**THE PROBLEM**
Omit all pictures. Copy the rest of the material exactly.

**PROVIDED DATA**
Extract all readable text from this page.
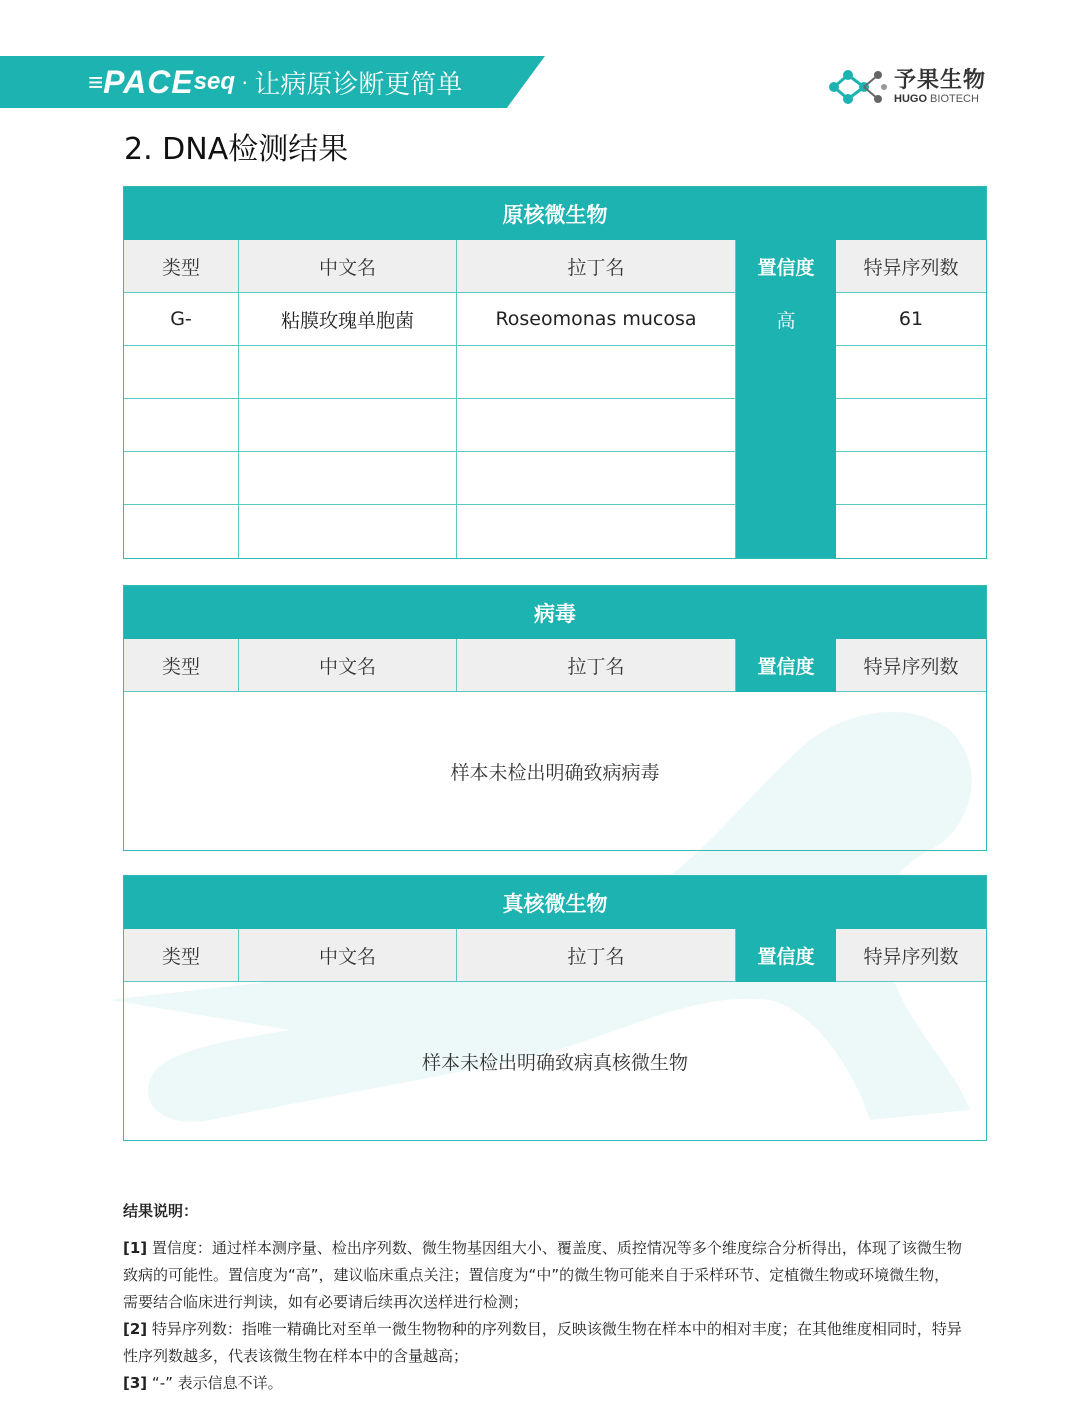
≡ PACE seq · 让病原诊断更简单	予果生物
HUGO BIOTECH
2. DNA检测结果
原核微生物
类型	中文名	拉丁名	置信度	特异序列数
G-	粘膜玫瑰单胞菌	Roseomonas mucosa	高	61
病毒
类型	中文名	拉丁名	置信度	特异序列数
样本未检出明确致病病毒
真核微生物
类型	中文名	拉丁名	置信度	特异序列数
样本未检出明确致病真核微生物
结果说明：
[1] 置信度：通过样本测序量、检出序列数、微生物基因组大小、覆盖度、质控情况等多个维度综合分析得出，体现了该微生物致病的可能性。置信度为“高”，建议临床重点关注；置信度为“中”的微生物可能来自于采样环节、定植微生物或环境微生物，需要结合临床进行判读，如有必要请后续再次送样进行检测；
[2] 特异序列数：指唯一精确比对至单一微生物物种的序列数目，反映该微生物在样本中的相对丰度；在其他维度相同时，特异性序列数越多，代表该微生物在样本中的含量越高；
[3] “-” 表示信息不详。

**EXPECTED OUTPUT**
Extract all readable text from this page.
≡ PACE seq · 让病原诊断更简单	予果生物
HUGO BIOTECH
2. DNA检测结果
原核微生物
类型	中文名	拉丁名	置信度	特异序列数
G-	粘膜玫瑰单胞菌	Roseomonas mucosa	高	61
病毒
类型	中文名	拉丁名	置信度	特异序列数
样本未检出明确致病病毒
真核微生物
类型	中文名	拉丁名	置信度	特异序列数
样本未检出明确致病真核微生物
结果说明：
[1] 置信度：通过样本测序量、检出序列数、微生物基因组大小、覆盖度、质控情况等多个维度综合分析得出，体现了该微生物致病的可能性。置信度为“高”，建议临床重点关注；置信度为“中”的微生物可能来自于采样环节、定植微生物或环境微生物，需要结合临床进行判读，如有必要请后续再次送样进行检测；
[2] 特异序列数：指唯一精确比对至单一微生物物种的序列数目，反映该微生物在样本中的相对丰度；在其他维度相同时，特异性序列数越多，代表该微生物在样本中的含量越高；
[3] “-” 表示信息不详。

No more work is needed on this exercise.